Dataset rows

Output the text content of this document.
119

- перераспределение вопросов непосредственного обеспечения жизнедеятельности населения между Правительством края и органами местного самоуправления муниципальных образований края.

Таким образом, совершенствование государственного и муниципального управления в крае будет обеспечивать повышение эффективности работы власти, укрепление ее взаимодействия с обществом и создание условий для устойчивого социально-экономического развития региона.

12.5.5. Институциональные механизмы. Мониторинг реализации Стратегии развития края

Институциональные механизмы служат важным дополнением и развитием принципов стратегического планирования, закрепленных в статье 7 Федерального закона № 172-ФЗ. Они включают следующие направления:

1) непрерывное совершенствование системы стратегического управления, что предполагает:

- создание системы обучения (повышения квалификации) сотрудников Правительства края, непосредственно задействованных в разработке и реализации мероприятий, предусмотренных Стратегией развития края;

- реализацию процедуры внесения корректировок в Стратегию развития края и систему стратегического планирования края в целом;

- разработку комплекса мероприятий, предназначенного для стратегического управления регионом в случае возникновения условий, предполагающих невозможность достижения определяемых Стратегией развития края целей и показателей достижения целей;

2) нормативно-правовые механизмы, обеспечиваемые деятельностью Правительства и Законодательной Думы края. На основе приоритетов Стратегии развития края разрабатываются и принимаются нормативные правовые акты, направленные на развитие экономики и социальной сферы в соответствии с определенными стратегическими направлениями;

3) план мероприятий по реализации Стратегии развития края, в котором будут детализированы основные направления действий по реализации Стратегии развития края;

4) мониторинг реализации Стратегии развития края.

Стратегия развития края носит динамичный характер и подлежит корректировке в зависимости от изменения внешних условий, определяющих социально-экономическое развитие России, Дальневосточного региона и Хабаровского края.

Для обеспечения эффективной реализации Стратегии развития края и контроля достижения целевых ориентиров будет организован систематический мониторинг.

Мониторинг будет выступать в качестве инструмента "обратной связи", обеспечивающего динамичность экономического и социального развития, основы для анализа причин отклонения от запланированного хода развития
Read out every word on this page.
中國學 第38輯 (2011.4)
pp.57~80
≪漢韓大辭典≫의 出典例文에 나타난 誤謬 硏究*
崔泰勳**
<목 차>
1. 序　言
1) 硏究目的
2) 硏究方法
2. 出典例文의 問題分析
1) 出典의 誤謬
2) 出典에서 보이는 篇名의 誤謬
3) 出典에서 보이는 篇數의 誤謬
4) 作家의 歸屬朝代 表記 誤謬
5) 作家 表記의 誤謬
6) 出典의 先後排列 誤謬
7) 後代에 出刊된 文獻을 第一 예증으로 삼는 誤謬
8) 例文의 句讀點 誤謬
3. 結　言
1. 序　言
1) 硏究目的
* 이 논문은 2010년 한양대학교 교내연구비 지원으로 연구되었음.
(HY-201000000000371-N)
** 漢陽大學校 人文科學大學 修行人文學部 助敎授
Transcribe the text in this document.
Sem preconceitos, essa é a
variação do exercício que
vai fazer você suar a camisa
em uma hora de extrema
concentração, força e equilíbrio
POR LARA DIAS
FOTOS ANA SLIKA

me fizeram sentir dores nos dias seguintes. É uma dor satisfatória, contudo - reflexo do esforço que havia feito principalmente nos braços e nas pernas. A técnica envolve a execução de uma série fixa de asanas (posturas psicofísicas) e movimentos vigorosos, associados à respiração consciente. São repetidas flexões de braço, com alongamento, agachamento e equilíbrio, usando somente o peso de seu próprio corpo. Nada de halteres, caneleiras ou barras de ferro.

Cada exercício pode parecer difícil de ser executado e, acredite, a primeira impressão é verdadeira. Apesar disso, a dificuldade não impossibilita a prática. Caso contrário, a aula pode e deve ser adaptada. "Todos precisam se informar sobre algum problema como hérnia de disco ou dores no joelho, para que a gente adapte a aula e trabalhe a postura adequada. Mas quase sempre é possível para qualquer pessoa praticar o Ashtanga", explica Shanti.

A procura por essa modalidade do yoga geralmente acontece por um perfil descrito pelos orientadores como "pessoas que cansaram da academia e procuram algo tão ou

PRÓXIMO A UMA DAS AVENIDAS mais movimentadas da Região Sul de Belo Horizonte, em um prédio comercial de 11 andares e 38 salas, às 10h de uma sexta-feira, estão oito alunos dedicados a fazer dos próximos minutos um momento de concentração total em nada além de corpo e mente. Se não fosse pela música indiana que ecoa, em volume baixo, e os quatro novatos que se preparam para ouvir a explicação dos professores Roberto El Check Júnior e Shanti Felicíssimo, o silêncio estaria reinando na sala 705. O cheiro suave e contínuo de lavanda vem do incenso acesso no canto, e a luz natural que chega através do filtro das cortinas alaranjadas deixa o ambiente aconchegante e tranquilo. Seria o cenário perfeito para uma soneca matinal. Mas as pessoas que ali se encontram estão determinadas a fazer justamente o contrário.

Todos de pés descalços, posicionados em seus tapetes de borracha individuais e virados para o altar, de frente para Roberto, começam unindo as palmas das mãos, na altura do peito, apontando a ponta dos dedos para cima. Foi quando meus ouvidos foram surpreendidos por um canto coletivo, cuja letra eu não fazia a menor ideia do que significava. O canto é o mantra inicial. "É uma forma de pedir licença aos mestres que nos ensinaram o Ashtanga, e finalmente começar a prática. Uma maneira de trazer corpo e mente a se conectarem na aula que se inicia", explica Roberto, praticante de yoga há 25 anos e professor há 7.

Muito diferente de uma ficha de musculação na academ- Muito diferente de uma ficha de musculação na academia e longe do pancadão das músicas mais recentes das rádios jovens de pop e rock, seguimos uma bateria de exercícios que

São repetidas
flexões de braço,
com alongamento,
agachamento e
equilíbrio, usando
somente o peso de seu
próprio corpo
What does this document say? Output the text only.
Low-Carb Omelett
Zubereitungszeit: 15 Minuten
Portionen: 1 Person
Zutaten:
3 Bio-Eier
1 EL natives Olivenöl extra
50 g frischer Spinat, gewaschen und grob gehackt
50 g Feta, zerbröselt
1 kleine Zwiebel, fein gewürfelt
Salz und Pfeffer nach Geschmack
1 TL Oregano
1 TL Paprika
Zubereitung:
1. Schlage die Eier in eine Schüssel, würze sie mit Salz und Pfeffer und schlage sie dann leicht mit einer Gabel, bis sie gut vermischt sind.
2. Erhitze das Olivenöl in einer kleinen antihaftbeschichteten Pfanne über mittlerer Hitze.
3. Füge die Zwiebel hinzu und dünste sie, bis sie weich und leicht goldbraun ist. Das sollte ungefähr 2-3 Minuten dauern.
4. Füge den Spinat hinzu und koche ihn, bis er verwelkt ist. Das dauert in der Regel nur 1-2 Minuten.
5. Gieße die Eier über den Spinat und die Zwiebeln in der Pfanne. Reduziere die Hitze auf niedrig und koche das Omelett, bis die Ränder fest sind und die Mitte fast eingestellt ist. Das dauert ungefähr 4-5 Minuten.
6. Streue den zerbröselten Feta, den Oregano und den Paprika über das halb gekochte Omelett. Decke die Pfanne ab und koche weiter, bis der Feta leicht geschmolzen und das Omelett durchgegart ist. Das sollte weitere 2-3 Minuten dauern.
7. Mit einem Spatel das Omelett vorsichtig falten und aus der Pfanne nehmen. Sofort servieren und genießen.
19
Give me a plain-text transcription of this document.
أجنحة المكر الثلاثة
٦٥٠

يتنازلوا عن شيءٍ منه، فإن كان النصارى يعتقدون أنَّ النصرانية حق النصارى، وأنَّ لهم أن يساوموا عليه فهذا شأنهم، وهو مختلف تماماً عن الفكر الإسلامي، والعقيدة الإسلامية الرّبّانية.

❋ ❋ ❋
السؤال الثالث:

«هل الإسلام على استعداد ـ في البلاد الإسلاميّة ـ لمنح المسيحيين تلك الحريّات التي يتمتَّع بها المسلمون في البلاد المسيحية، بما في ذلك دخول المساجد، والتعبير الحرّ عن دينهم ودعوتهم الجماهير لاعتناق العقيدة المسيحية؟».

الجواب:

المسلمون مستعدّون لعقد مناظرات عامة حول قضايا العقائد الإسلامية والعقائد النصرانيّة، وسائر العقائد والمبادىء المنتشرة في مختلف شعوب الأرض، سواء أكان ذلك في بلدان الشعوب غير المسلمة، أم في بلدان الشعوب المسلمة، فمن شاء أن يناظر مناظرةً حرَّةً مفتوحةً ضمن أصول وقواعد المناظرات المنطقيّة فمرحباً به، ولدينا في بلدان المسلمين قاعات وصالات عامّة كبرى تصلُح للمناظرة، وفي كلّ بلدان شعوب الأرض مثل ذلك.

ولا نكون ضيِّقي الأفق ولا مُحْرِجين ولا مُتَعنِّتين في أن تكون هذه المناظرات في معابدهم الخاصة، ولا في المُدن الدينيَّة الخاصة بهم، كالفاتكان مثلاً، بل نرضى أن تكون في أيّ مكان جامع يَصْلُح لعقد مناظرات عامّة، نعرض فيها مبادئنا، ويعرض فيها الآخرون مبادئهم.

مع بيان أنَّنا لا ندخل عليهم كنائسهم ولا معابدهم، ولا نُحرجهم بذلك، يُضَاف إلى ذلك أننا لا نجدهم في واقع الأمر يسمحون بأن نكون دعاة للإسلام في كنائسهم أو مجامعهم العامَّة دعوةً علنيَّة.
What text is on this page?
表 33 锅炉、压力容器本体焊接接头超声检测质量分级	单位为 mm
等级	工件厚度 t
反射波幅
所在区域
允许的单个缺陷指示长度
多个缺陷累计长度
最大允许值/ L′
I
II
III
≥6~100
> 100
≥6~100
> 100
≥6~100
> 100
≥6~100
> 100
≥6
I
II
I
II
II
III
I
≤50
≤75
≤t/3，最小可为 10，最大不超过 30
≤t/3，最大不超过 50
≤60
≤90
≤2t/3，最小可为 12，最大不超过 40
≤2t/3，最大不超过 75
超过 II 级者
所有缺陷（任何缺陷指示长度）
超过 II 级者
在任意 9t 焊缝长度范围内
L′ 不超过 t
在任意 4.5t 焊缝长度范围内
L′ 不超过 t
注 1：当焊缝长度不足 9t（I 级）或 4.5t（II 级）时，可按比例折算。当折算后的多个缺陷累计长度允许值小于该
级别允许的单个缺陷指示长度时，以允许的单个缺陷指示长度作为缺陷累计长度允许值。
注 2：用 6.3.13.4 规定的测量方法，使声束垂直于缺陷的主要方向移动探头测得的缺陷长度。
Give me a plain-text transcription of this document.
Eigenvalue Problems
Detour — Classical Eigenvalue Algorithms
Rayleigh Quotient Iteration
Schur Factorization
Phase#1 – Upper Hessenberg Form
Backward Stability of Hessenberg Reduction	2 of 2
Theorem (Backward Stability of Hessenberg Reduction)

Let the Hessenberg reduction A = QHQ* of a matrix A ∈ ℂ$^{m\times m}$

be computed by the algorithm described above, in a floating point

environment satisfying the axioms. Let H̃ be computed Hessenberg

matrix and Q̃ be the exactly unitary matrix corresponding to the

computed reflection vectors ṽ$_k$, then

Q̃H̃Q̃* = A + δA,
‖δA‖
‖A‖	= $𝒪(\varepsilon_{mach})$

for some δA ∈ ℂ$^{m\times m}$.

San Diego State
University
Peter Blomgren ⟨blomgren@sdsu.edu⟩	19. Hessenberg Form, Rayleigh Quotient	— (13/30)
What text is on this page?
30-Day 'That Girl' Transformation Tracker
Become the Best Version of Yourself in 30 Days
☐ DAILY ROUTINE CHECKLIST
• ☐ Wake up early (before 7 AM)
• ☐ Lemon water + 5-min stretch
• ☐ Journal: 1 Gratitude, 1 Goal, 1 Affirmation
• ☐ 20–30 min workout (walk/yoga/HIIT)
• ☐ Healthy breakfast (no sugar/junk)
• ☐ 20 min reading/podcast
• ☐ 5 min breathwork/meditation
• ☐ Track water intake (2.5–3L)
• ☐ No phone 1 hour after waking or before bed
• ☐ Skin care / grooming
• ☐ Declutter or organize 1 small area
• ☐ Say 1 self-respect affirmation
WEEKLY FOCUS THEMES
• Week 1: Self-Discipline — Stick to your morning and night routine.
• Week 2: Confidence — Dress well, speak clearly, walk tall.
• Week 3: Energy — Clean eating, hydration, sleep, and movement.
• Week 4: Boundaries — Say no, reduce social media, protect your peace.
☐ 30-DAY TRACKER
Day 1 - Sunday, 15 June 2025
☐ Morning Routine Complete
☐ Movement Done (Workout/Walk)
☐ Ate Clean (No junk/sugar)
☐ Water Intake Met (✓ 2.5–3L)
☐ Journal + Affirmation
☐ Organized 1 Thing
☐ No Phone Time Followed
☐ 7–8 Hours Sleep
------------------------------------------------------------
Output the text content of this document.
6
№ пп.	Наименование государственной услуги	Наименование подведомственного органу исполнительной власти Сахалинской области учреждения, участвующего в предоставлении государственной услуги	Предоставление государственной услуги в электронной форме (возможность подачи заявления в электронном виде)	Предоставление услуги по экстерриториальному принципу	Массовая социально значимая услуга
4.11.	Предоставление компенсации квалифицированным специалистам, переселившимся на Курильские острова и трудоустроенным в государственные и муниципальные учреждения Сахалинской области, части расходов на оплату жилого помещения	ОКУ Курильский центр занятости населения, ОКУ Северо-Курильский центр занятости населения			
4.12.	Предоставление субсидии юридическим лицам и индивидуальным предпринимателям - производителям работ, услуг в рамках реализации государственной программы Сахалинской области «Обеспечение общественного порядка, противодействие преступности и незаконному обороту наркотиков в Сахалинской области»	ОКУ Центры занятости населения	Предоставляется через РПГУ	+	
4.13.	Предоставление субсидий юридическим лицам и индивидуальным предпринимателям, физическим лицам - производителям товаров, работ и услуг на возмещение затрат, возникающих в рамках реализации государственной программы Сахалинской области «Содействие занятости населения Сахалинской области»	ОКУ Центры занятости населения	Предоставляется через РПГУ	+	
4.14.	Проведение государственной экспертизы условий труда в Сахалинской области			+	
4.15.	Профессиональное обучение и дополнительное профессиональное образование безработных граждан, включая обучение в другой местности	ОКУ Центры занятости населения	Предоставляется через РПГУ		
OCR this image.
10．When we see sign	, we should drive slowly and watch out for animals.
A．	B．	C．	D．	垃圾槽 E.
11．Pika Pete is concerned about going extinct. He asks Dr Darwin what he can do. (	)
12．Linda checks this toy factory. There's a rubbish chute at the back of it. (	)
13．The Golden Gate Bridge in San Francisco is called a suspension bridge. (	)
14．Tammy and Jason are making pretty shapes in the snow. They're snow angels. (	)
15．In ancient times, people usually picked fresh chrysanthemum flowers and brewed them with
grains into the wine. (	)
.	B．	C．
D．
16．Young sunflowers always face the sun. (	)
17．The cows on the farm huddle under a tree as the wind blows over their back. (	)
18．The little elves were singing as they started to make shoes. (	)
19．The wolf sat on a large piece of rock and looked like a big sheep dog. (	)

• **OBJECTIVE**: Identify lines with the string "computed". Copy each one.

• **WRITTEN ANSWER**:
be computed by the algorithm described above, in a floating point
environment satisfying the axioms. Let H̃ be computed Hessenberg
computed reflection vectors ṽ$_k$, then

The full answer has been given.